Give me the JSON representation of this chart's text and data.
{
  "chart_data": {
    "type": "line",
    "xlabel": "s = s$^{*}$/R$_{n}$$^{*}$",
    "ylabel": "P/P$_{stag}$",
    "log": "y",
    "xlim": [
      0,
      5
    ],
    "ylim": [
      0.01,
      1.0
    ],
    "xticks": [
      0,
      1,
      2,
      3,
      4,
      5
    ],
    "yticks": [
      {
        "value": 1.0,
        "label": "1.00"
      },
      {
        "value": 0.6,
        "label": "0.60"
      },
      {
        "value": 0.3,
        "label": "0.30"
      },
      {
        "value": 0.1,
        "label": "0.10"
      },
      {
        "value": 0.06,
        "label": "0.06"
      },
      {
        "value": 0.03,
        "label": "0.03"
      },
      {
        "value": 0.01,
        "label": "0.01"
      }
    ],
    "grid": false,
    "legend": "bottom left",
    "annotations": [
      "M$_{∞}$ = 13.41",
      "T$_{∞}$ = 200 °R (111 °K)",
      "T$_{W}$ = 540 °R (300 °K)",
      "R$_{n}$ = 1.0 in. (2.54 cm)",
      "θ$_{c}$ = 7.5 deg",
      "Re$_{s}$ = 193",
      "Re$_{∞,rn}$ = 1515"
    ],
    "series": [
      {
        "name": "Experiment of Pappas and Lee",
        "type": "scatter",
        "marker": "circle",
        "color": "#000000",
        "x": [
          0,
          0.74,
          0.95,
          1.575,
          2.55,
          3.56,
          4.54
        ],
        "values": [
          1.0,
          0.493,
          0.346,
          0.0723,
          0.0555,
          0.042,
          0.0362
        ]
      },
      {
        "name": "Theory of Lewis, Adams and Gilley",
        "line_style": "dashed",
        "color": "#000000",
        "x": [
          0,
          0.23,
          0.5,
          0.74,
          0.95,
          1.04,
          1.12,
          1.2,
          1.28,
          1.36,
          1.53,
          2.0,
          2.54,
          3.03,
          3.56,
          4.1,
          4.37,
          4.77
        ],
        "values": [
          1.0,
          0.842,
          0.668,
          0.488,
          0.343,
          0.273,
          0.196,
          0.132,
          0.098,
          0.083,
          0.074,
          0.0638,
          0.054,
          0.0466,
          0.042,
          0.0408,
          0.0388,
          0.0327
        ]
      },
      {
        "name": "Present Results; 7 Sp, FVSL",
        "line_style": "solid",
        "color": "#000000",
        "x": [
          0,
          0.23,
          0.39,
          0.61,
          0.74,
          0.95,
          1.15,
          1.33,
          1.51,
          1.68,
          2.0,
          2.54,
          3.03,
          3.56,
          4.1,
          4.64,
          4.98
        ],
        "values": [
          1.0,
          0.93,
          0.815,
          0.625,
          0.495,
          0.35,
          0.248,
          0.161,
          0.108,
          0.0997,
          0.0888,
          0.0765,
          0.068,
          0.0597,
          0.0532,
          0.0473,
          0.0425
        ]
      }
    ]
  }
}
# # #
State the number of lines in the preceding entries that include the word "name". Provide nothing else.

3